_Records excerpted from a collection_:
+++

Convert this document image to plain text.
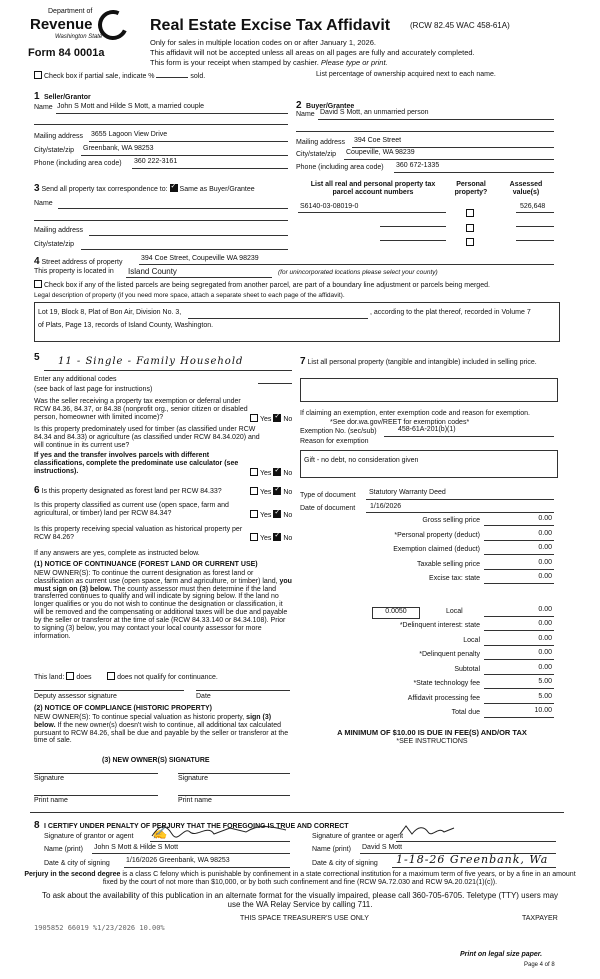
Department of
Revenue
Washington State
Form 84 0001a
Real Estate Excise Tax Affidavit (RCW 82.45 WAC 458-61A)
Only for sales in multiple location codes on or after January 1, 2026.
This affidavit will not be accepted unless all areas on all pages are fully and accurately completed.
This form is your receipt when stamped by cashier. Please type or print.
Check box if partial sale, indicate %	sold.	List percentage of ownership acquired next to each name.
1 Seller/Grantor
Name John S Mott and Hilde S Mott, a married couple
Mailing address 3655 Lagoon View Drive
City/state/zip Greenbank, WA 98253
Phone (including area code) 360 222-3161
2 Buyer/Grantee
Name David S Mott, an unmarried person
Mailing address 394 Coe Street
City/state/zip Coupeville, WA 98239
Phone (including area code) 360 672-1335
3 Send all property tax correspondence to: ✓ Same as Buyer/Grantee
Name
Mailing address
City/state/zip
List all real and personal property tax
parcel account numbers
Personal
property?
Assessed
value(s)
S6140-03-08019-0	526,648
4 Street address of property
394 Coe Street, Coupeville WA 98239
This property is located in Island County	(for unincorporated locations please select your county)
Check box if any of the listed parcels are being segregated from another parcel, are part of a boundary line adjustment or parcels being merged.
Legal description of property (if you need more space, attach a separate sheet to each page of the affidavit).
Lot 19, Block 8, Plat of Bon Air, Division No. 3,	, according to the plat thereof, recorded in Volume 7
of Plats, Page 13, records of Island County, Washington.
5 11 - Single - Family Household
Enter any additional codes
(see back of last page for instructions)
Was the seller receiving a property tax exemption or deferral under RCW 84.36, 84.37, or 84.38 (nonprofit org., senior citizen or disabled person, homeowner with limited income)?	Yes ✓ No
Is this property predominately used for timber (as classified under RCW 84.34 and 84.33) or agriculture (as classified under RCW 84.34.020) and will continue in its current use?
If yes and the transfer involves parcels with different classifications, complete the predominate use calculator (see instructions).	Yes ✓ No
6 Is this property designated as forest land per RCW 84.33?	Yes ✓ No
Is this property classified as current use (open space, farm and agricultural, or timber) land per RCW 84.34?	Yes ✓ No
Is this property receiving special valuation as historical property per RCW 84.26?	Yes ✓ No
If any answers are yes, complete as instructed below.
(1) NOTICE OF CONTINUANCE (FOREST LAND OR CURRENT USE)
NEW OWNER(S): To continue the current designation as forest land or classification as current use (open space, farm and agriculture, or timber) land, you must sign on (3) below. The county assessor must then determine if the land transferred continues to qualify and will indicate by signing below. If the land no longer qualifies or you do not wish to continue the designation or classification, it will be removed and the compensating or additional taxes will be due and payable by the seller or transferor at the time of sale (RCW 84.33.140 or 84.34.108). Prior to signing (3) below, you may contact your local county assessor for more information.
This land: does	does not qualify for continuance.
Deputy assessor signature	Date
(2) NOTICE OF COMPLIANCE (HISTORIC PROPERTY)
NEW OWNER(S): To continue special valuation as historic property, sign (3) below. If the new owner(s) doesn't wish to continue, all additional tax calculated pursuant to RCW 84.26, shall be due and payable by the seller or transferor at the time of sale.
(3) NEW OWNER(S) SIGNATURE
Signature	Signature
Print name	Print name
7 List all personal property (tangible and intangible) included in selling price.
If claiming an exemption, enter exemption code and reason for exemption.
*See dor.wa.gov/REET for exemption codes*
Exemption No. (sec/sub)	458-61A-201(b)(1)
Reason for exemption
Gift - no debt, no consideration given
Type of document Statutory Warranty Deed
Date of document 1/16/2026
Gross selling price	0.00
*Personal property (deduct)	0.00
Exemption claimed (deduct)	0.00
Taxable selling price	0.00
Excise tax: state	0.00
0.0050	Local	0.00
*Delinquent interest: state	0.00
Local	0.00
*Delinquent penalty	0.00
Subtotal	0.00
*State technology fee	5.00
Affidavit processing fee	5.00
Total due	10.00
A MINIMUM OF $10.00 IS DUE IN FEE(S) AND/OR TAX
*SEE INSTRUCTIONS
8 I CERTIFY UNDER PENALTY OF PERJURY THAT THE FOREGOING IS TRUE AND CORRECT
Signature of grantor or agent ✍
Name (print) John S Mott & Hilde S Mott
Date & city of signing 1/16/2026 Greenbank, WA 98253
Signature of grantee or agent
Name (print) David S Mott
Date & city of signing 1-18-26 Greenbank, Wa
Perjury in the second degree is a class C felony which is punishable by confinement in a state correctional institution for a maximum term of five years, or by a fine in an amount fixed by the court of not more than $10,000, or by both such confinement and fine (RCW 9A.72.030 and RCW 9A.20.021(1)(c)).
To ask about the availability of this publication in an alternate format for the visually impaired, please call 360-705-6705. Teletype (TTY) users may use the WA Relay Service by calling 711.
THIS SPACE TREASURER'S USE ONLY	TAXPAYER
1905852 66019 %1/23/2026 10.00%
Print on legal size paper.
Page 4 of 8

+++

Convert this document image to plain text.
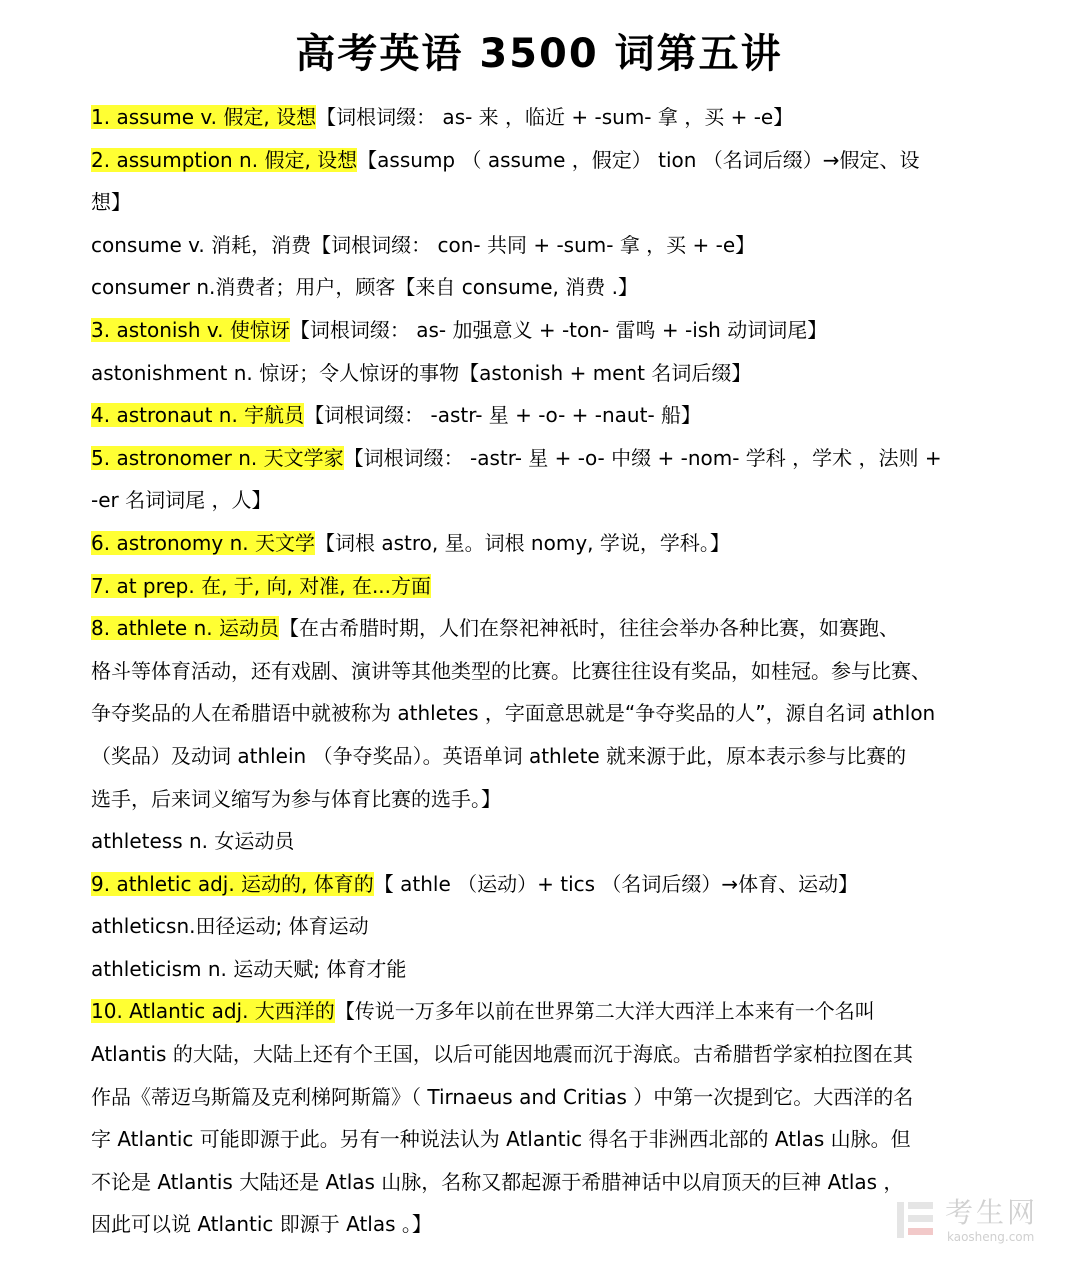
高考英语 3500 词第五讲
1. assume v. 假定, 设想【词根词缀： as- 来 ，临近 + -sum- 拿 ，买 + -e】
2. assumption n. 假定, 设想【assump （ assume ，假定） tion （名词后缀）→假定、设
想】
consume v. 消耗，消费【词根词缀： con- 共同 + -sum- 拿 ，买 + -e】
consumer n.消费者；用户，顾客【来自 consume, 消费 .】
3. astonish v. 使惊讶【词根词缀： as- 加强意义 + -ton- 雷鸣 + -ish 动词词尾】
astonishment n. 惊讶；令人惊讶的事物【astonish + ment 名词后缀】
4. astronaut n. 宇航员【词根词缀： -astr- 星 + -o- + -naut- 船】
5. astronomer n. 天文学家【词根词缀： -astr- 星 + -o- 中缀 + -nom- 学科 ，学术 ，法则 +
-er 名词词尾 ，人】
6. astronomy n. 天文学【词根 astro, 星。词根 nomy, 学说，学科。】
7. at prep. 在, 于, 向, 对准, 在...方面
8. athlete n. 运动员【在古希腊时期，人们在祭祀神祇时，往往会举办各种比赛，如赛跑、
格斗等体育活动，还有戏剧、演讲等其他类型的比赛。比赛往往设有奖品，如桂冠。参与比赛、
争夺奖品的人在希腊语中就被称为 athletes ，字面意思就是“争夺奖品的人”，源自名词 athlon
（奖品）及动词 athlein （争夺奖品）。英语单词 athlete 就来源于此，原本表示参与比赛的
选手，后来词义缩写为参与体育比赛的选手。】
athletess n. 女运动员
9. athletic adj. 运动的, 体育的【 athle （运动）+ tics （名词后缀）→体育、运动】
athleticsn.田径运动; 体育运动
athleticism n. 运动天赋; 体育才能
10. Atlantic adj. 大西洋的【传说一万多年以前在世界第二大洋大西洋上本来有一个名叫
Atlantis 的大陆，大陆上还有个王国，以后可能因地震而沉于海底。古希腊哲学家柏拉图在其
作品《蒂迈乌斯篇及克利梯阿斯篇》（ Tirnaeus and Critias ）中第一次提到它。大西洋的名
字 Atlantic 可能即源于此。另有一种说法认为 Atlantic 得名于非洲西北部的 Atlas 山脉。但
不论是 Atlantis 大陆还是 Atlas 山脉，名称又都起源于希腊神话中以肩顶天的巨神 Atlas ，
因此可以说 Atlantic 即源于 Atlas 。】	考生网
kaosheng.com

+++

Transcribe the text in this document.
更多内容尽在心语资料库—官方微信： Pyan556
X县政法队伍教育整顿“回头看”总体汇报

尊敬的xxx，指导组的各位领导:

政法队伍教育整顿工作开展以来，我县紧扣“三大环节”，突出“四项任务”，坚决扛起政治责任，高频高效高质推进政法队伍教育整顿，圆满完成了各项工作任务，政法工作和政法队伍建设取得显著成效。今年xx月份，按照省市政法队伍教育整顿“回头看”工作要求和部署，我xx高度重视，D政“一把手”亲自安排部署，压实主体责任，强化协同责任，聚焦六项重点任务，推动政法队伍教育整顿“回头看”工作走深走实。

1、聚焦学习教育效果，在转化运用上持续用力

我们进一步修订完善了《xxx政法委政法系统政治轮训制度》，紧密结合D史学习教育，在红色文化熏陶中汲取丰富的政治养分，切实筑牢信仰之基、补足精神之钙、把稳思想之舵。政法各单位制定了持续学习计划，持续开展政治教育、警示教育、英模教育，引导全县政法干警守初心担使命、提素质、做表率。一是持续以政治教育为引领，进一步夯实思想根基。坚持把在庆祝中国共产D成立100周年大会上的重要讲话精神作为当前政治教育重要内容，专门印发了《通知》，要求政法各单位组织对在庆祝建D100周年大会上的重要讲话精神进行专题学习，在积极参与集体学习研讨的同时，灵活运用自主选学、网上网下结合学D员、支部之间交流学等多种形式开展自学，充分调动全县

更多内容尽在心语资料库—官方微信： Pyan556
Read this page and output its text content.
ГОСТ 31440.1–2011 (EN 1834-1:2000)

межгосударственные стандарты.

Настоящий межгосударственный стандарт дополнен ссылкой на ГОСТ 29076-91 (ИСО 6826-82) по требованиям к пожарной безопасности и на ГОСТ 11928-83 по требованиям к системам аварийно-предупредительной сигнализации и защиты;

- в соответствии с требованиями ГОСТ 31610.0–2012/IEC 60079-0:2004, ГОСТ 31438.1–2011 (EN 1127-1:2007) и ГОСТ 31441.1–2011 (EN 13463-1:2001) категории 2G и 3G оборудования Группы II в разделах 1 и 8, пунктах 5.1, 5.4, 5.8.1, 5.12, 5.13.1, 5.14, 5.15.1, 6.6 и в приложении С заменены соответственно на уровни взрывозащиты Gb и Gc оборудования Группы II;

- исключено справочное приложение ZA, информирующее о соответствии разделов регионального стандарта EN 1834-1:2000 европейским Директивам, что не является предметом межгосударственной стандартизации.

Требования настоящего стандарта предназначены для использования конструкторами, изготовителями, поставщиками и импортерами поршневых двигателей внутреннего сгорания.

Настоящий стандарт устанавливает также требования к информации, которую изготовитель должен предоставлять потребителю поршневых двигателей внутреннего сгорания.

+++

_EXERCISE_: Choose all lines containing the string "parcels" and copy them out.

_ANSWER TO THIS TASK_:
Check box if any of the listed parcels are being segregated from another parcel, are part of a boundary line adjustment or parcels being merged.
If yes and the transfer involves parcels with different classifications, complete the predominate use calculator (see instructions).	Yes ✓ No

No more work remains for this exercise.